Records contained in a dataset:
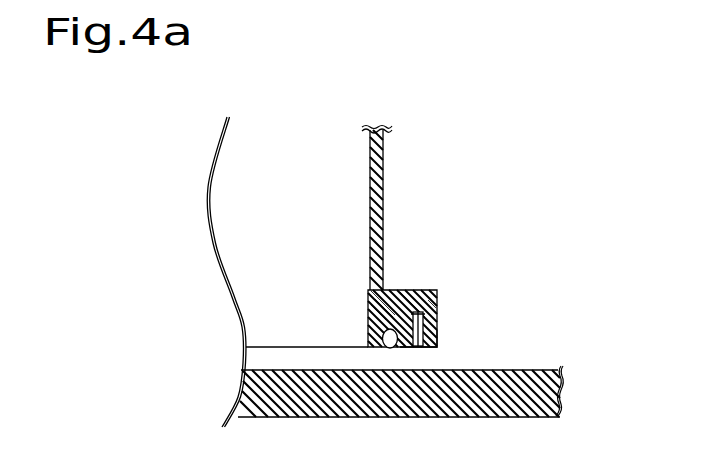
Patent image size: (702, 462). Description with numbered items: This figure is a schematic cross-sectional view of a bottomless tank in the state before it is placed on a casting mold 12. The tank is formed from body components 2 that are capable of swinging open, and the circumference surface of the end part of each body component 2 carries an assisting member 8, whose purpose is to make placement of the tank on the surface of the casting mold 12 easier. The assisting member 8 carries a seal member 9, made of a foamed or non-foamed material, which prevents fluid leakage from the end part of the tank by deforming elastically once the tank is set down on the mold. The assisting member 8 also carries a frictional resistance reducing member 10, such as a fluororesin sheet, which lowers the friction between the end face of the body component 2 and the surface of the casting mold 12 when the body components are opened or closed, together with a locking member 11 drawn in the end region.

The body component 2 is at (380, 222).
The assisting member 8 is at (406, 295).
The seal member 9 is at (373, 332).
The frictional resistance reducing member 10 is at (438, 338).
The locking member 11 is at (437, 307).
The casting mold 12 is at (457, 390).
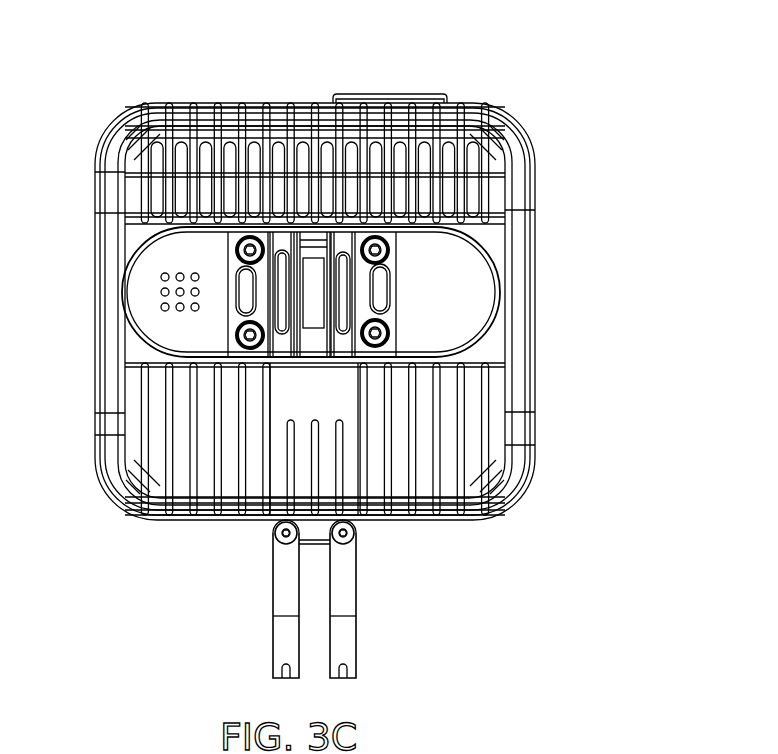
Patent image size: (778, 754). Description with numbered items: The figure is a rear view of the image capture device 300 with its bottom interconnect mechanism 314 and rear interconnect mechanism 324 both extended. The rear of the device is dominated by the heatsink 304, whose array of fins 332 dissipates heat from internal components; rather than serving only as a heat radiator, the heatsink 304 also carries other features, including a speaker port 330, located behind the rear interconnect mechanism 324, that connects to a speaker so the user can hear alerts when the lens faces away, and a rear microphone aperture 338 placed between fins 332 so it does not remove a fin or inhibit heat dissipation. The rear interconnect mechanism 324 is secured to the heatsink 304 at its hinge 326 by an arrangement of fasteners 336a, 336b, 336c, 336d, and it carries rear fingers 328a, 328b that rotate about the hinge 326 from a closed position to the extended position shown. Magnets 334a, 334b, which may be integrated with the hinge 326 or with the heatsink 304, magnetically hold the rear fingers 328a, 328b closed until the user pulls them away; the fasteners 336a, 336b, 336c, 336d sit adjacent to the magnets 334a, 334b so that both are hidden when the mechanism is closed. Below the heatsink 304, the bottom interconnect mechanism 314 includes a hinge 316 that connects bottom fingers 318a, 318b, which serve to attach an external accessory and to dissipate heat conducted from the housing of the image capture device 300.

The image capture device 300 is at (592, 40).
The heatsink 304 is at (518, 117).
The bottom interconnect mechanism 314 is at (327, 599).
The hinge 316 is at (318, 547).
The bottom finger 318a is at (357, 580).
The bottom finger 318b is at (273, 578).
The rear interconnect mechanism 324 is at (307, 235).
The hinge 326 is at (318, 253).
The rear finger 328a is at (213, 227).
The rear finger 328b is at (357, 293).
The speaker port 330 is at (175, 292).
The fins 332 is at (190, 125).
The magnet 334a is at (238, 312).
The magnet 334b is at (388, 270).
The fastener 336a is at (237, 250).
The fastener 336b is at (240, 340).
The fastener 336c is at (385, 258).
The fastener 336d is at (388, 332).
The rear microphone aperture 338 is at (207, 193).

YOUR GOAL: Copy out all the material above word for word, without the pictures.

REPLY:
Patent image size: (702, 462). Description with numbered items: This figure is a schematic cross-sectional view of a bottomless tank in the state before it is placed on a casting mold 12. The tank is formed from body components 2 that are capable of swinging open, and the circumference surface of the end part of each body component 2 carries an assisting member 8, whose purpose is to make placement of the tank on the surface of the casting mold 12 easier. The assisting member 8 carries a seal member 9, made of a foamed or non-foamed material, which prevents fluid leakage from the end part of the tank by deforming elastically once the tank is set down on the mold. The assisting member 8 also carries a frictional resistance reducing member 10, such as a fluororesin sheet, which lowers the friction between the end face of the body component 2 and the surface of the casting mold 12 when the body components are opened or closed, together with a locking member 11 drawn in the end region.

The body component 2 is at (380, 222).
The assisting member 8 is at (406, 295).
The seal member 9 is at (373, 332).
The frictional resistance reducing member 10 is at (438, 338).
The locking member 11 is at (437, 307).
The casting mold 12 is at (457, 390).
Patent image size: (778, 754). Description with numbered items: The figure is a rear view of the image capture device 300 with its bottom interconnect mechanism 314 and rear interconnect mechanism 324 both extended. The rear of the device is dominated by the heatsink 304, whose array of fins 332 dissipates heat from internal components; rather than serving only as a heat radiator, the heatsink 304 also carries other features, including a speaker port 330, located behind the rear interconnect mechanism 324, that connects to a speaker so the user can hear alerts when the lens faces away, and a rear microphone aperture 338 placed between fins 332 so it does not remove a fin or inhibit heat dissipation. The rear interconnect mechanism 324 is secured to the heatsink 304 at its hinge 326 by an arrangement of fasteners 336a, 336b, 336c, 336d, and it carries rear fingers 328a, 328b that rotate about the hinge 326 from a closed position to the extended position shown. Magnets 334a, 334b, which may be integrated with the hinge 326 or with the heatsink 304, magnetically hold the rear fingers 328a, 328b closed until the user pulls them away; the fasteners 336a, 336b, 336c, 336d sit adjacent to the magnets 334a, 334b so that both are hidden when the mechanism is closed. Below the heatsink 304, the bottom interconnect mechanism 314 includes a hinge 316 that connects bottom fingers 318a, 318b, which serve to attach an external accessory and to dissipate heat conducted from the housing of the image capture device 300.

The image capture device 300 is at (592, 40).
The heatsink 304 is at (518, 117).
The bottom interconnect mechanism 314 is at (327, 599).
The hinge 316 is at (318, 547).
The bottom finger 318a is at (357, 580).
The bottom finger 318b is at (273, 578).
The rear interconnect mechanism 324 is at (307, 235).
The hinge 326 is at (318, 253).
The rear finger 328a is at (213, 227).
The rear finger 328b is at (357, 293).
The speaker port 330 is at (175, 292).
The fins 332 is at (190, 125).
The magnet 334a is at (238, 312).
The magnet 334b is at (388, 270).
The fastener 336a is at (237, 250).
The fastener 336b is at (240, 340).
The fastener 336c is at (385, 258).
The fastener 336d is at (388, 332).
The rear microphone aperture 338 is at (207, 193).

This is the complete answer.